* begin Provided information *

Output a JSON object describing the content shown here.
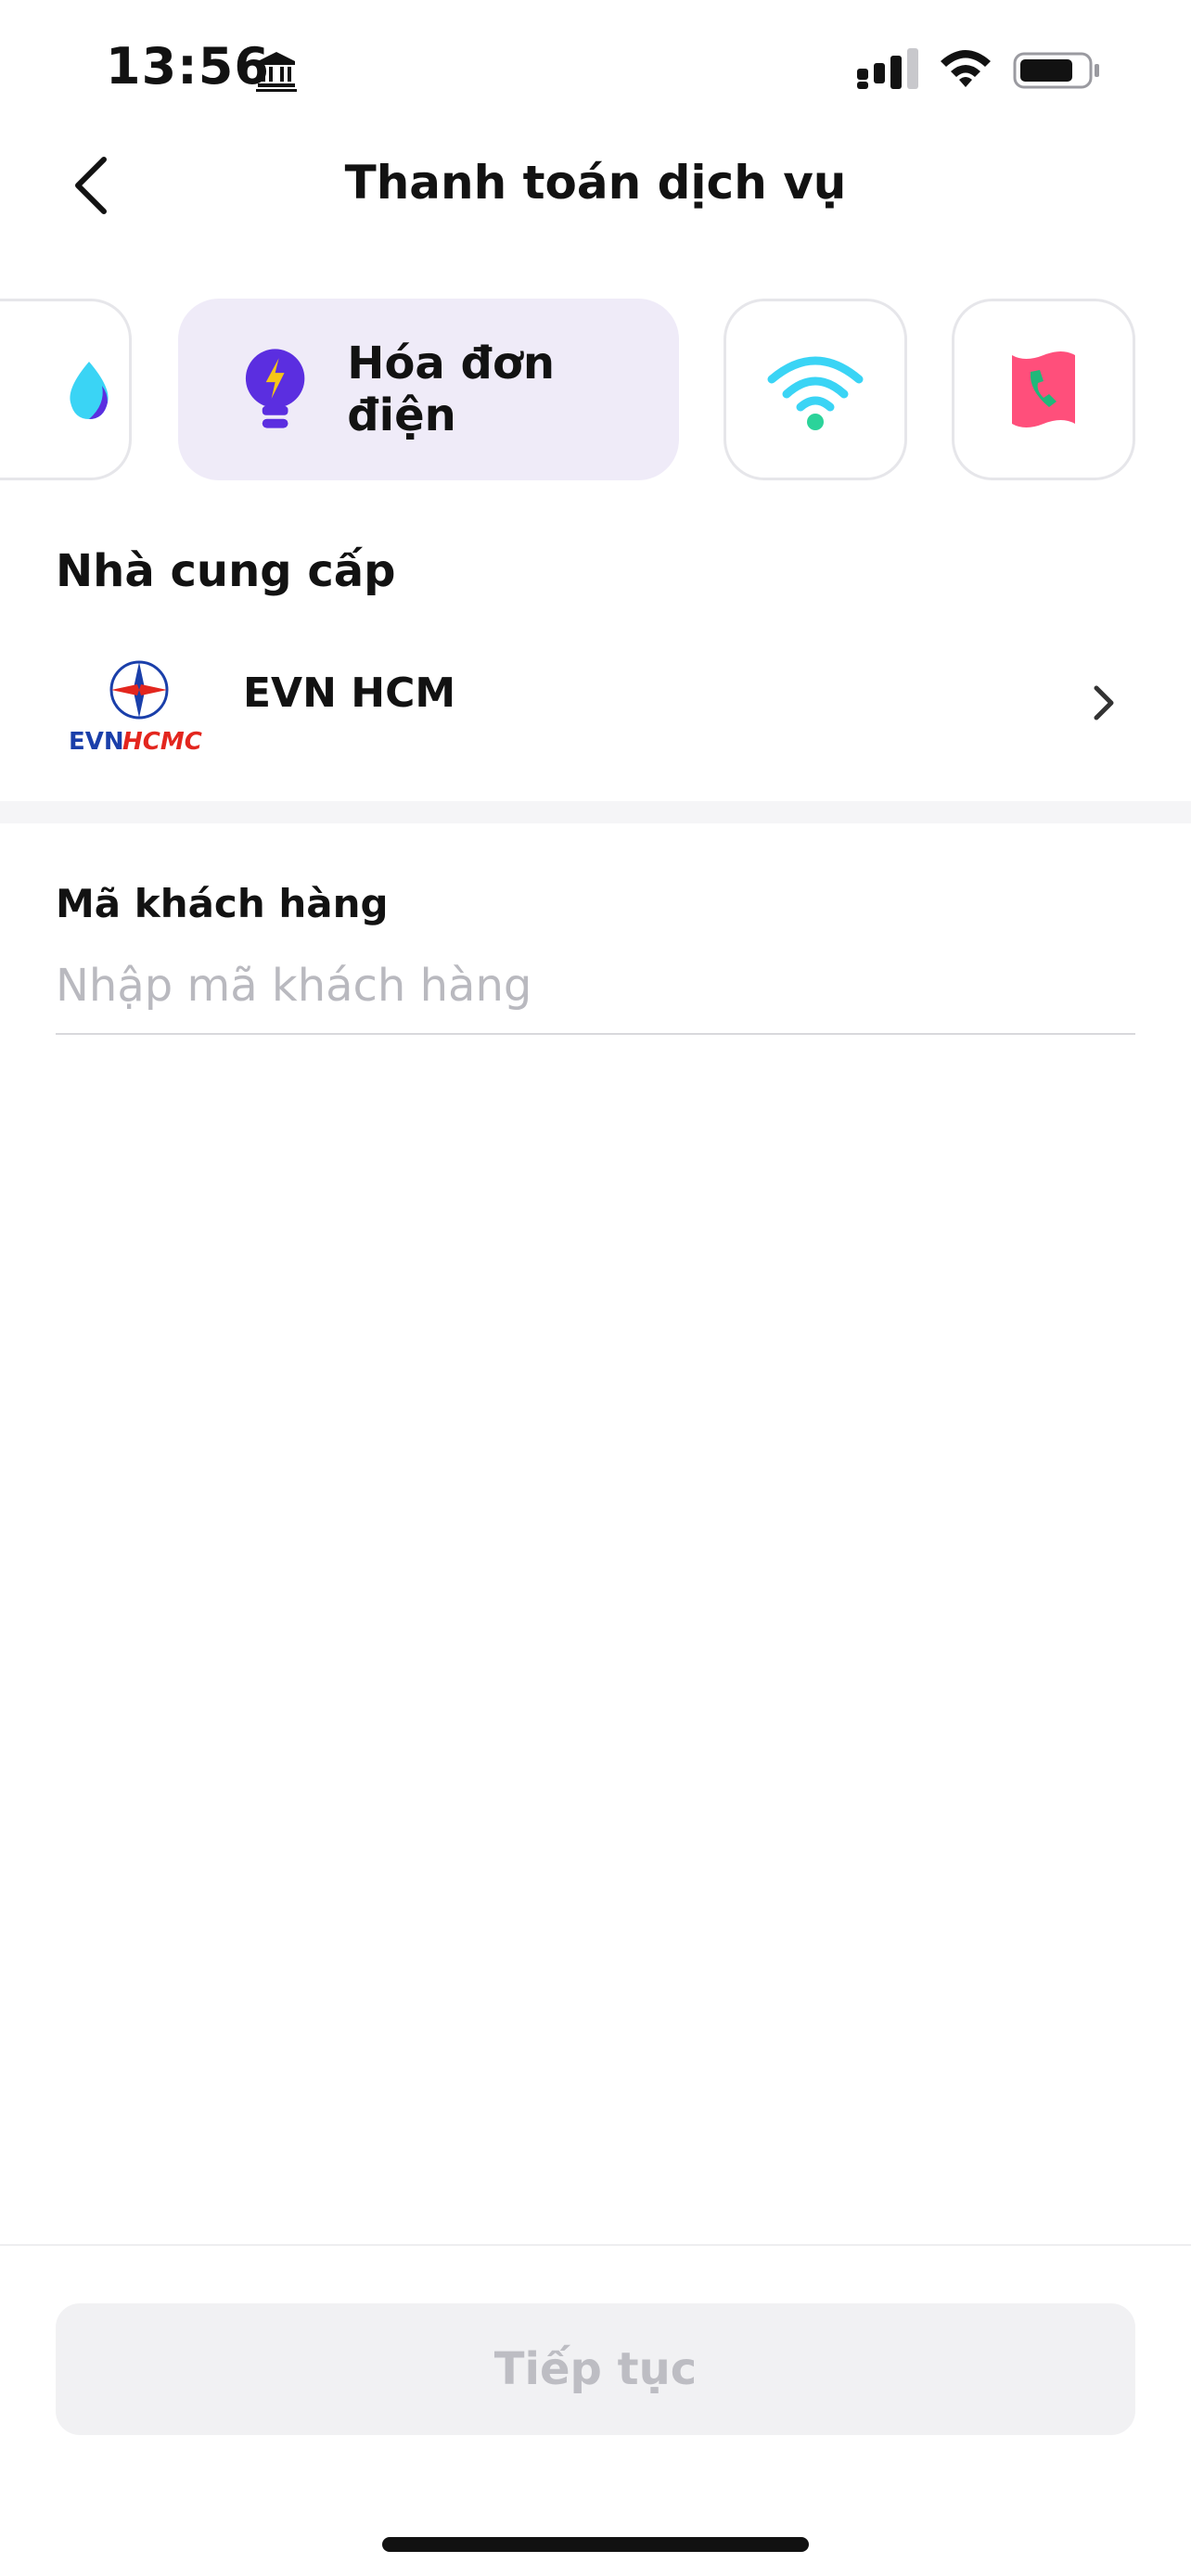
{
  "status_bar": {
    "time": "13:56",
    "icons": [
      "bank-icon",
      "signal-icon",
      "wifi-icon",
      "battery-icon"
    ]
  },
  "header": {
    "title": "Thanh toán dịch vụ",
    "back_icon": "chevron-left-icon"
  },
  "categories": [
    {
      "icon": "water-drop-icon",
      "label": "",
      "active": false
    },
    {
      "icon": "lightbulb-icon",
      "label": "Hóa đơn điện",
      "active": true
    },
    {
      "icon": "wifi-icon",
      "label": "",
      "active": false
    },
    {
      "icon": "phone-ticket-icon",
      "label": "",
      "active": false
    }
  ],
  "provider_section": {
    "label": "Nhà cung cấp",
    "provider_name": "EVN HCM",
    "logo_text_evn": "EVN",
    "logo_text_hcmc": "HCMC"
  },
  "customer_code": {
    "label": "Mã khách hàng",
    "placeholder": "Nhập mã khách hàng",
    "value": ""
  },
  "footer": {
    "continue_label": "Tiếp tục",
    "enabled": false
  },
  "colors": {
    "active_chip_bg": "#efebf8",
    "bulb_purple": "#5b2ee0",
    "bolt_yellow": "#f5c518",
    "wifi_cyan": "#3ad4f5",
    "wifi_dot_green": "#2bd39a",
    "phone_pink": "#ff4f7b",
    "phone_green": "#1fb87a",
    "evn_blue": "#1a3faa",
    "evn_red": "#e3261e"
  }
}
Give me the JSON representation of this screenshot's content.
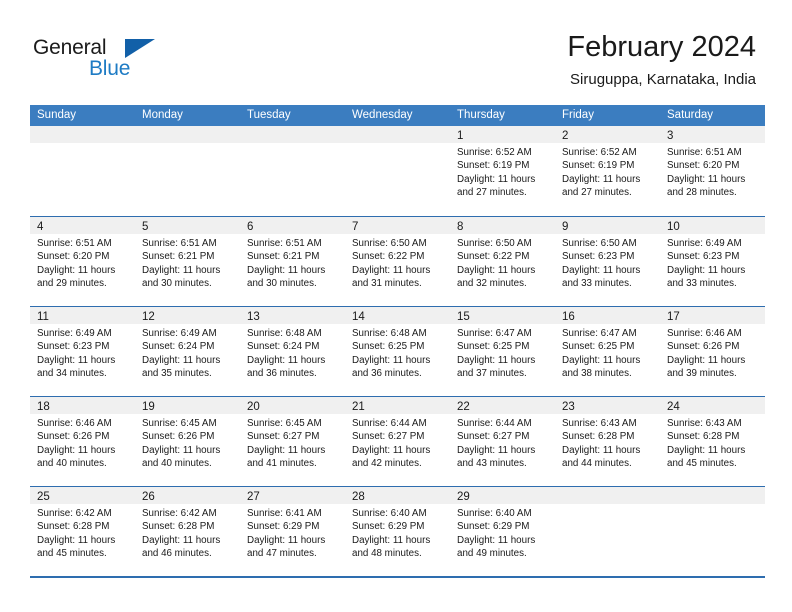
{
  "brand": {
    "name_part1": "General",
    "name_part2": "Blue",
    "triangle_color": "#1260a8",
    "blue_color": "#1e7bc4"
  },
  "header": {
    "title": "February 2024",
    "subtitle": "Siruguppa, Karnataka, India"
  },
  "theme": {
    "header_blue": "#3b7dc0",
    "rule_blue": "#2e6daf",
    "date_band_gray": "#f0f0f0"
  },
  "weekdays": [
    "Sunday",
    "Monday",
    "Tuesday",
    "Wednesday",
    "Thursday",
    "Friday",
    "Saturday"
  ],
  "weeks": [
    [
      {
        "date": "",
        "lines": []
      },
      {
        "date": "",
        "lines": []
      },
      {
        "date": "",
        "lines": []
      },
      {
        "date": "",
        "lines": []
      },
      {
        "date": "1",
        "lines": [
          "Sunrise: 6:52 AM",
          "Sunset: 6:19 PM",
          "Daylight: 11 hours",
          "and 27 minutes."
        ]
      },
      {
        "date": "2",
        "lines": [
          "Sunrise: 6:52 AM",
          "Sunset: 6:19 PM",
          "Daylight: 11 hours",
          "and 27 minutes."
        ]
      },
      {
        "date": "3",
        "lines": [
          "Sunrise: 6:51 AM",
          "Sunset: 6:20 PM",
          "Daylight: 11 hours",
          "and 28 minutes."
        ]
      }
    ],
    [
      {
        "date": "4",
        "lines": [
          "Sunrise: 6:51 AM",
          "Sunset: 6:20 PM",
          "Daylight: 11 hours",
          "and 29 minutes."
        ]
      },
      {
        "date": "5",
        "lines": [
          "Sunrise: 6:51 AM",
          "Sunset: 6:21 PM",
          "Daylight: 11 hours",
          "and 30 minutes."
        ]
      },
      {
        "date": "6",
        "lines": [
          "Sunrise: 6:51 AM",
          "Sunset: 6:21 PM",
          "Daylight: 11 hours",
          "and 30 minutes."
        ]
      },
      {
        "date": "7",
        "lines": [
          "Sunrise: 6:50 AM",
          "Sunset: 6:22 PM",
          "Daylight: 11 hours",
          "and 31 minutes."
        ]
      },
      {
        "date": "8",
        "lines": [
          "Sunrise: 6:50 AM",
          "Sunset: 6:22 PM",
          "Daylight: 11 hours",
          "and 32 minutes."
        ]
      },
      {
        "date": "9",
        "lines": [
          "Sunrise: 6:50 AM",
          "Sunset: 6:23 PM",
          "Daylight: 11 hours",
          "and 33 minutes."
        ]
      },
      {
        "date": "10",
        "lines": [
          "Sunrise: 6:49 AM",
          "Sunset: 6:23 PM",
          "Daylight: 11 hours",
          "and 33 minutes."
        ]
      }
    ],
    [
      {
        "date": "11",
        "lines": [
          "Sunrise: 6:49 AM",
          "Sunset: 6:23 PM",
          "Daylight: 11 hours",
          "and 34 minutes."
        ]
      },
      {
        "date": "12",
        "lines": [
          "Sunrise: 6:49 AM",
          "Sunset: 6:24 PM",
          "Daylight: 11 hours",
          "and 35 minutes."
        ]
      },
      {
        "date": "13",
        "lines": [
          "Sunrise: 6:48 AM",
          "Sunset: 6:24 PM",
          "Daylight: 11 hours",
          "and 36 minutes."
        ]
      },
      {
        "date": "14",
        "lines": [
          "Sunrise: 6:48 AM",
          "Sunset: 6:25 PM",
          "Daylight: 11 hours",
          "and 36 minutes."
        ]
      },
      {
        "date": "15",
        "lines": [
          "Sunrise: 6:47 AM",
          "Sunset: 6:25 PM",
          "Daylight: 11 hours",
          "and 37 minutes."
        ]
      },
      {
        "date": "16",
        "lines": [
          "Sunrise: 6:47 AM",
          "Sunset: 6:25 PM",
          "Daylight: 11 hours",
          "and 38 minutes."
        ]
      },
      {
        "date": "17",
        "lines": [
          "Sunrise: 6:46 AM",
          "Sunset: 6:26 PM",
          "Daylight: 11 hours",
          "and 39 minutes."
        ]
      }
    ],
    [
      {
        "date": "18",
        "lines": [
          "Sunrise: 6:46 AM",
          "Sunset: 6:26 PM",
          "Daylight: 11 hours",
          "and 40 minutes."
        ]
      },
      {
        "date": "19",
        "lines": [
          "Sunrise: 6:45 AM",
          "Sunset: 6:26 PM",
          "Daylight: 11 hours",
          "and 40 minutes."
        ]
      },
      {
        "date": "20",
        "lines": [
          "Sunrise: 6:45 AM",
          "Sunset: 6:27 PM",
          "Daylight: 11 hours",
          "and 41 minutes."
        ]
      },
      {
        "date": "21",
        "lines": [
          "Sunrise: 6:44 AM",
          "Sunset: 6:27 PM",
          "Daylight: 11 hours",
          "and 42 minutes."
        ]
      },
      {
        "date": "22",
        "lines": [
          "Sunrise: 6:44 AM",
          "Sunset: 6:27 PM",
          "Daylight: 11 hours",
          "and 43 minutes."
        ]
      },
      {
        "date": "23",
        "lines": [
          "Sunrise: 6:43 AM",
          "Sunset: 6:28 PM",
          "Daylight: 11 hours",
          "and 44 minutes."
        ]
      },
      {
        "date": "24",
        "lines": [
          "Sunrise: 6:43 AM",
          "Sunset: 6:28 PM",
          "Daylight: 11 hours",
          "and 45 minutes."
        ]
      }
    ],
    [
      {
        "date": "25",
        "lines": [
          "Sunrise: 6:42 AM",
          "Sunset: 6:28 PM",
          "Daylight: 11 hours",
          "and 45 minutes."
        ]
      },
      {
        "date": "26",
        "lines": [
          "Sunrise: 6:42 AM",
          "Sunset: 6:28 PM",
          "Daylight: 11 hours",
          "and 46 minutes."
        ]
      },
      {
        "date": "27",
        "lines": [
          "Sunrise: 6:41 AM",
          "Sunset: 6:29 PM",
          "Daylight: 11 hours",
          "and 47 minutes."
        ]
      },
      {
        "date": "28",
        "lines": [
          "Sunrise: 6:40 AM",
          "Sunset: 6:29 PM",
          "Daylight: 11 hours",
          "and 48 minutes."
        ]
      },
      {
        "date": "29",
        "lines": [
          "Sunrise: 6:40 AM",
          "Sunset: 6:29 PM",
          "Daylight: 11 hours",
          "and 49 minutes."
        ]
      },
      {
        "date": "",
        "lines": []
      },
      {
        "date": "",
        "lines": []
      }
    ]
  ]
}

* end Provided information *

▸ Written instruction
Pick out every line above that holds the word "hàng" and copy it.

▸ Right answer
    "label": "Mã khách hàng",
    "placeholder": "Nhập mã khách hàng",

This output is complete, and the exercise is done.